* _Aim of the task_: Write the entries below out again exactly; any picture in them stays out.

* _Record extracts_:
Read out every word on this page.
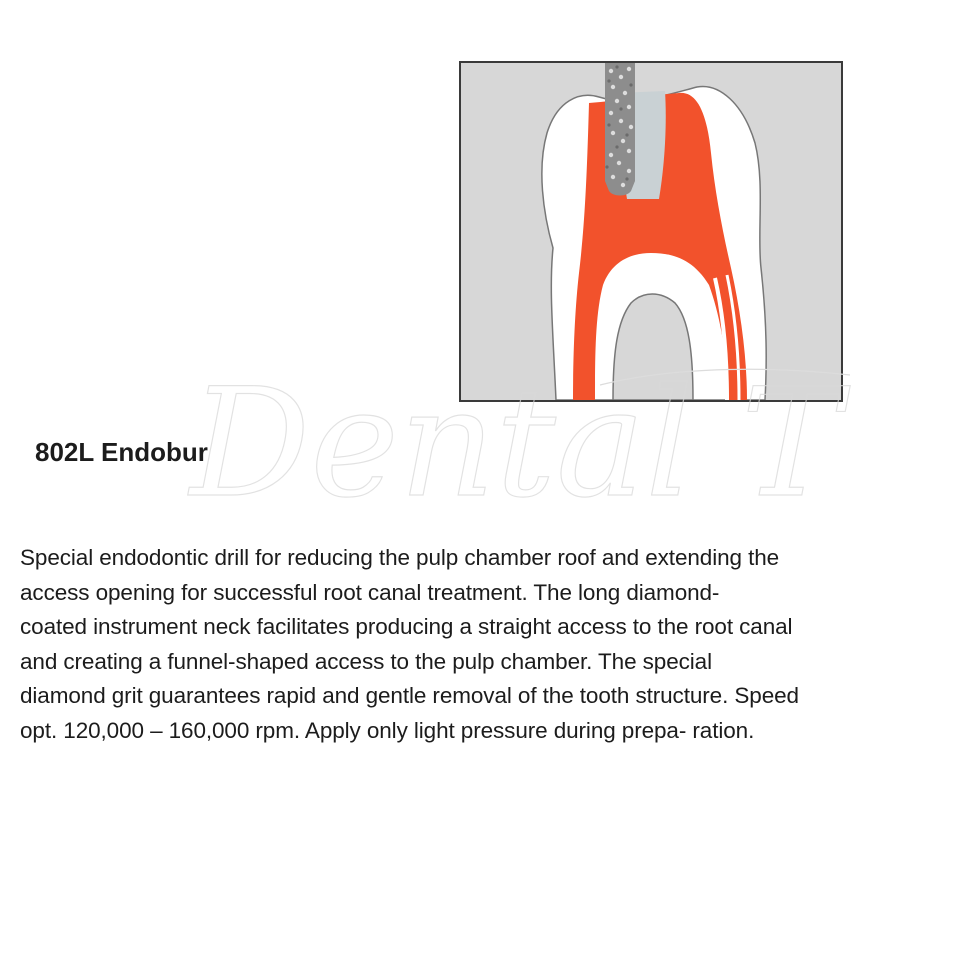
Dental T
802L Endobur

Special endodontic drill for reducing the pulp chamber roof and extending the
access opening for successful root canal treatment. The long diamond-
coated instrument neck facilitates producing a straight access to the root canal
and creating a funnel-shaped access to the pulp chamber. The special
diamond grit guarantees rapid and gentle removal of the tooth structure. Speed
opt. 120,000 – 160,000 rpm. Apply only light pressure during prepa- ration.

* _Exercise answer_:
Read out every word on this page.
Dental T
802L Endobur

Special endodontic drill for reducing the pulp chamber roof and extending the
access opening for successful root canal treatment. The long diamond-
coated instrument neck facilitates producing a straight access to the root canal
and creating a funnel-shaped access to the pulp chamber. The special
diamond grit guarantees rapid and gentle removal of the tooth structure. Speed
opt. 120,000 – 160,000 rpm. Apply only light pressure during prepa- ration.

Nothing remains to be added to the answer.